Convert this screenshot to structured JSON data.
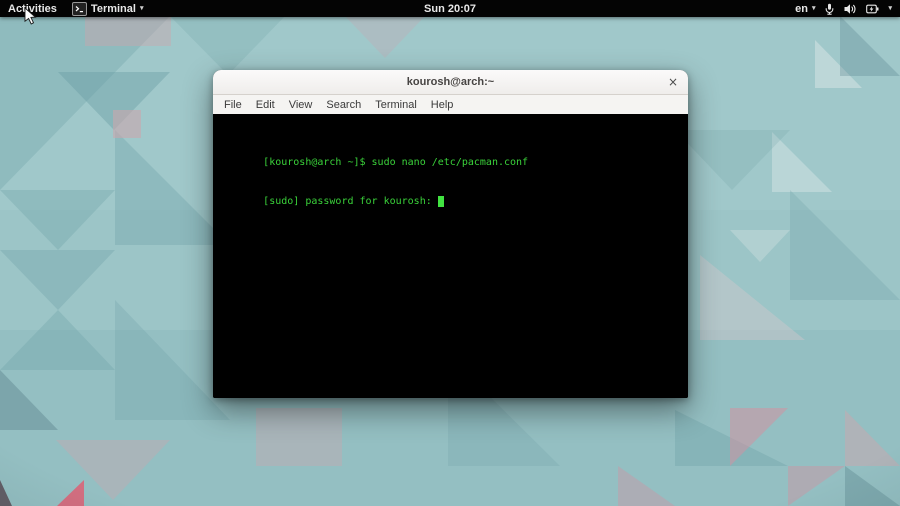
{
  "topbar": {
    "activities": "Activities",
    "app_menu_label": "Terminal",
    "app_menu_caret": "▾",
    "clock": "Sun 20:07",
    "keyboard_layout": "en",
    "keyboard_caret": "▾",
    "system_caret": "▾",
    "status_icons": [
      "microphone-icon",
      "volume-icon",
      "battery-icon"
    ]
  },
  "window": {
    "title": "kourosh@arch:~",
    "close": "×",
    "menu": [
      "File",
      "Edit",
      "View",
      "Search",
      "Terminal",
      "Help"
    ],
    "terminal": {
      "line1": "[kourosh@arch ~]$ sudo nano /etc/pacman.conf",
      "line2": "[sudo] password for kourosh: "
    }
  },
  "colors": {
    "topbar_bg": "#040404",
    "titlebar_bg": "#f5f3f1",
    "terminal_bg": "#000000",
    "terminal_text": "#3ad23a",
    "terminal_cursor": "#41e341",
    "wallpaper_base": "#9cc4c6",
    "wallpaper_dark_teal": "#679ca2",
    "wallpaper_pink": "#c9a7ae",
    "wallpaper_red": "#dd5f74"
  }
}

EXERCISE TASK:
Write the listing out a second time exactly, dropping all images.

RIGHT ANSWER:
Convert this screenshot to structured JSON data.
{
  "topbar": {
    "activities": "Activities",
    "app_menu_label": "Terminal",
    "app_menu_caret": "▾",
    "clock": "Sun 20:07",
    "keyboard_layout": "en",
    "keyboard_caret": "▾",
    "system_caret": "▾",
    "status_icons": [
      "microphone-icon",
      "volume-icon",
      "battery-icon"
    ]
  },
  "window": {
    "title": "kourosh@arch:~",
    "close": "×",
    "menu": [
      "File",
      "Edit",
      "View",
      "Search",
      "Terminal",
      "Help"
    ],
    "terminal": {
      "line1": "[kourosh@arch ~]$ sudo nano /etc/pacman.conf",
      "line2": "[sudo] password for kourosh: "
    }
  },
  "colors": {
    "topbar_bg": "#040404",
    "titlebar_bg": "#f5f3f1",
    "terminal_bg": "#000000",
    "terminal_text": "#3ad23a",
    "terminal_cursor": "#41e341",
    "wallpaper_base": "#9cc4c6",
    "wallpaper_dark_teal": "#679ca2",
    "wallpaper_pink": "#c9a7ae",
    "wallpaper_red": "#dd5f74"
  }
}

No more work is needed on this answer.